Data section:
=======

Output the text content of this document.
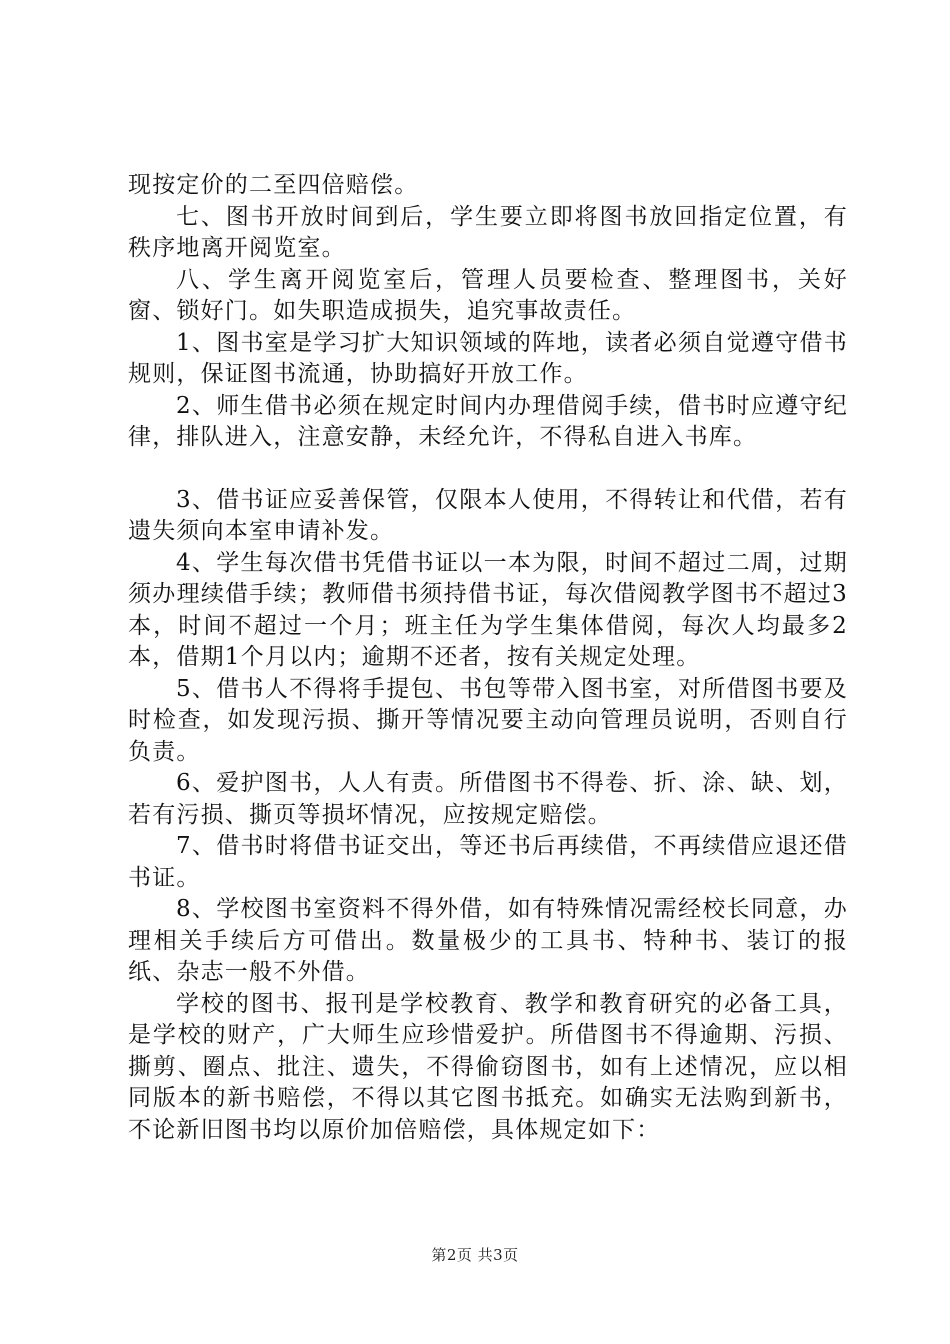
现按定价的二至四倍赔偿。

七、图书开放时间到后，学生要立即将图书放回指定位置，有秩序地离开阅览室。

八、学生离开阅览室后，管理人员要检查、整理图书，关好窗、锁好门。如失职造成损失，追究事故责任。

1、图书室是学习扩大知识领域的阵地，读者必须自觉遵守借书规则，保证图书流通，协助搞好开放工作。

2、师生借书必须在规定时间内办理借阅手续，借书时应遵守纪律，排队进入，注意安静，未经允许，不得私自进入书库。

3、借书证应妥善保管，仅限本人使用，不得转让和代借，若有遗失须向本室申请补发。

4、学生每次借书凭借书证以一本为限，时间不超过二周，过期须办理续借手续；教师借书须持借书证，每次借阅教学图书不超过3本，时间不超过一个月；班主任为学生集体借阅，每次人均最多2本，借期1个月以内；逾期不还者，按有关规定处理。

5、借书人不得将手提包、书包等带入图书室，对所借图书要及时检查，如发现污损、撕开等情况要主动向管理员说明，否则自行负责。

6、爱护图书，人人有责。所借图书不得卷、折、涂、缺、划，若有污损、撕页等损坏情况，应按规定赔偿。

7、借书时将借书证交出，等还书后再续借，不再续借应退还借书证。

8、学校图书室资料不得外借，如有特殊情况需经校长同意，办理相关手续后方可借出。数量极少的工具书、特种书、装订的报纸、杂志一般不外借。

学校的图书、报刊是学校教育、教学和教育研究的必备工具，是学校的财产，广大师生应珍惜爱护。所借图书不得逾期、污损、撕剪、圈点、批注、遗失，不得偷窃图书，如有上述情况，应以相同版本的新书赔偿，不得以其它图书抵充。如确实无法购到新书，不论新旧图书均以原价加倍赔偿，具体规定如下：

第2页 共3页
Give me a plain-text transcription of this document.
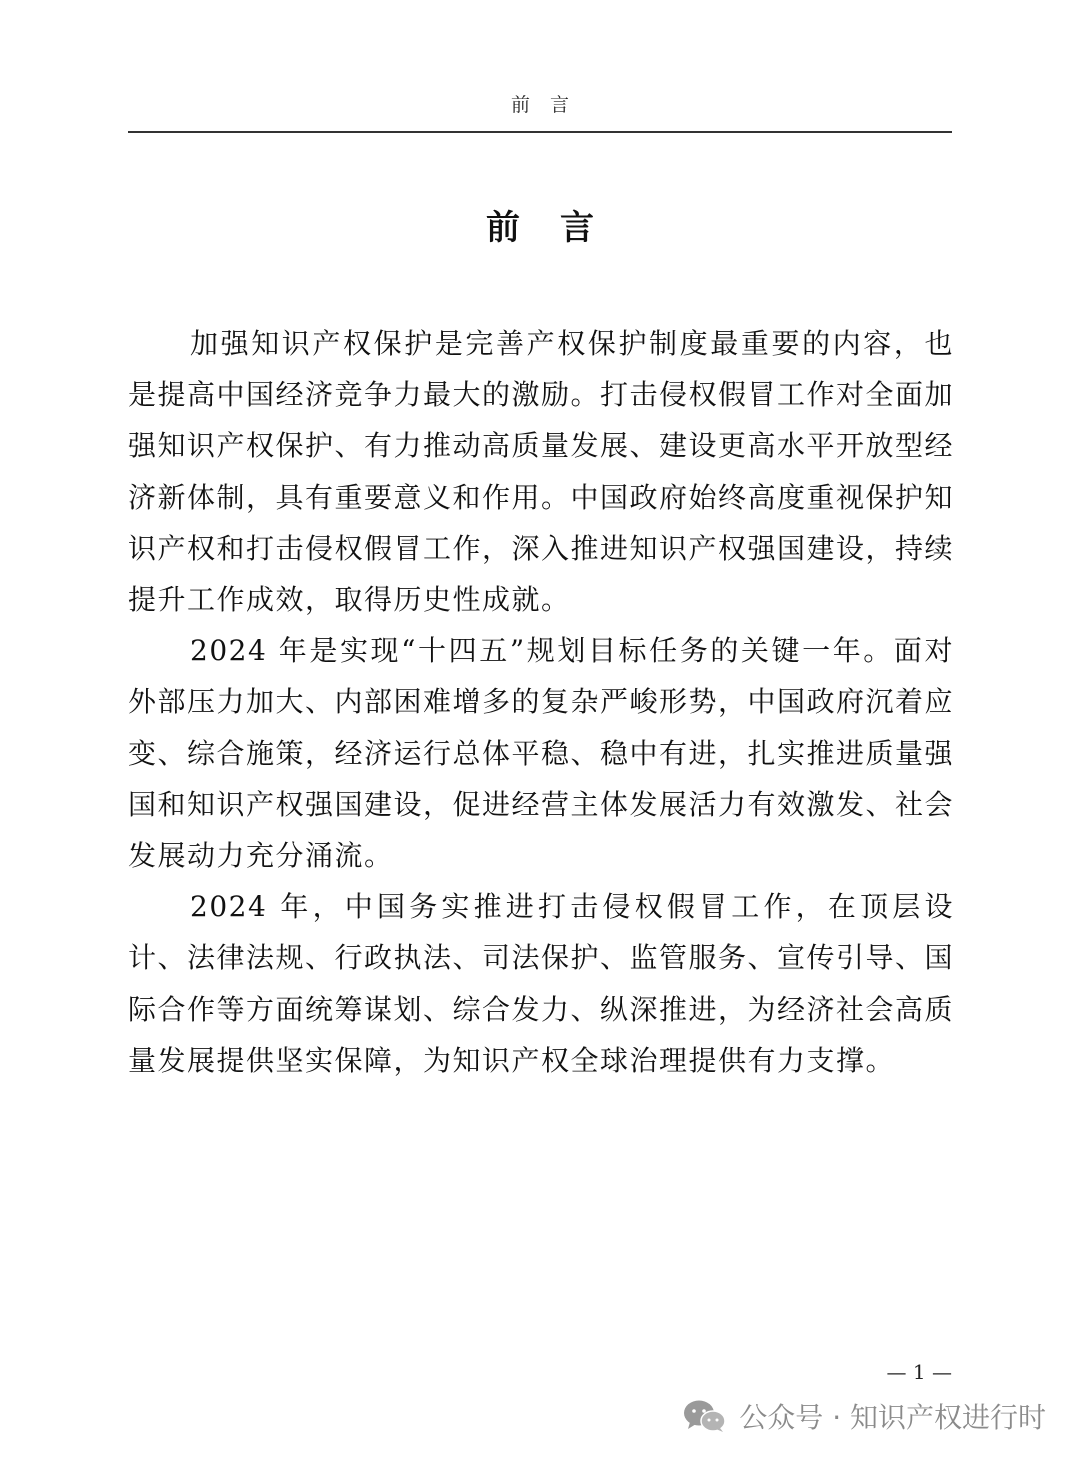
前言
前言

加强知识产权保护是完善产权保护制度最重要的内容，也是提高中国经济竞争力最大的激励。打击侵权假冒工作对全面加强知识产权保护、有力推动高质量发展、建设更高水平开放型经济新体制，具有重要意义和作用。中国政府始终高度重视保护知识产权和打击侵权假冒工作，深入推进知识产权强国建设，持续提升工作成效，取得历史性成就。

2024 年是实现“十四五”规划目标任务的关键一年。面对外部压力加大、内部困难增多的复杂严峻形势，中国政府沉着应变、综合施策，经济运行总体平稳、稳中有进，扎实推进质量强国和知识产权强国建设，促进经营主体发展活力有效激发、社会发展动力充分涌流。

2024 年，中国务实推进打击侵权假冒工作，在顶层设计、法律法规、行政执法、司法保护、监管服务、宣传引导、国际合作等方面统筹谋划、综合发力、纵深推进，为经济社会高质量发展提供坚实保障，为知识产权全球治理提供有力支撑。

— 1 —
公众号 · 知识产权进行时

=======

Leave out the pictures and copy everything else in the records word for word.

Correct result:
Output the text content of this document.
现按定价的二至四倍赔偿。

七、图书开放时间到后，学生要立即将图书放回指定位置，有秩序地离开阅览室。

八、学生离开阅览室后，管理人员要检查、整理图书，关好窗、锁好门。如失职造成损失，追究事故责任。

1、图书室是学习扩大知识领域的阵地，读者必须自觉遵守借书规则，保证图书流通，协助搞好开放工作。

2、师生借书必须在规定时间内办理借阅手续，借书时应遵守纪律，排队进入，注意安静，未经允许，不得私自进入书库。

3、借书证应妥善保管，仅限本人使用，不得转让和代借，若有遗失须向本室申请补发。

4、学生每次借书凭借书证以一本为限，时间不超过二周，过期须办理续借手续；教师借书须持借书证，每次借阅教学图书不超过3本，时间不超过一个月；班主任为学生集体借阅，每次人均最多2本，借期1个月以内；逾期不还者，按有关规定处理。

5、借书人不得将手提包、书包等带入图书室，对所借图书要及时检查，如发现污损、撕开等情况要主动向管理员说明，否则自行负责。

6、爱护图书，人人有责。所借图书不得卷、折、涂、缺、划，若有污损、撕页等损坏情况，应按规定赔偿。

7、借书时将借书证交出，等还书后再续借，不再续借应退还借书证。

8、学校图书室资料不得外借，如有特殊情况需经校长同意，办理相关手续后方可借出。数量极少的工具书、特种书、装订的报纸、杂志一般不外借。

学校的图书、报刊是学校教育、教学和教育研究的必备工具，是学校的财产，广大师生应珍惜爱护。所借图书不得逾期、污损、撕剪、圈点、批注、遗失，不得偷窃图书，如有上述情况，应以相同版本的新书赔偿，不得以其它图书抵充。如确实无法购到新书，不论新旧图书均以原价加倍赔偿，具体规定如下：

第2页 共3页
Give me a plain-text transcription of this document.
前言
前言

加强知识产权保护是完善产权保护制度最重要的内容，也是提高中国经济竞争力最大的激励。打击侵权假冒工作对全面加强知识产权保护、有力推动高质量发展、建设更高水平开放型经济新体制，具有重要意义和作用。中国政府始终高度重视保护知识产权和打击侵权假冒工作，深入推进知识产权强国建设，持续提升工作成效，取得历史性成就。

2024 年是实现“十四五”规划目标任务的关键一年。面对外部压力加大、内部困难增多的复杂严峻形势，中国政府沉着应变、综合施策，经济运行总体平稳、稳中有进，扎实推进质量强国和知识产权强国建设，促进经营主体发展活力有效激发、社会发展动力充分涌流。

2024 年，中国务实推进打击侵权假冒工作，在顶层设计、法律法规、行政执法、司法保护、监管服务、宣传引导、国际合作等方面统筹谋划、综合发力、纵深推进，为经济社会高质量发展提供坚实保障，为知识产权全球治理提供有力支撑。

— 1 —
公众号 · 知识产权进行时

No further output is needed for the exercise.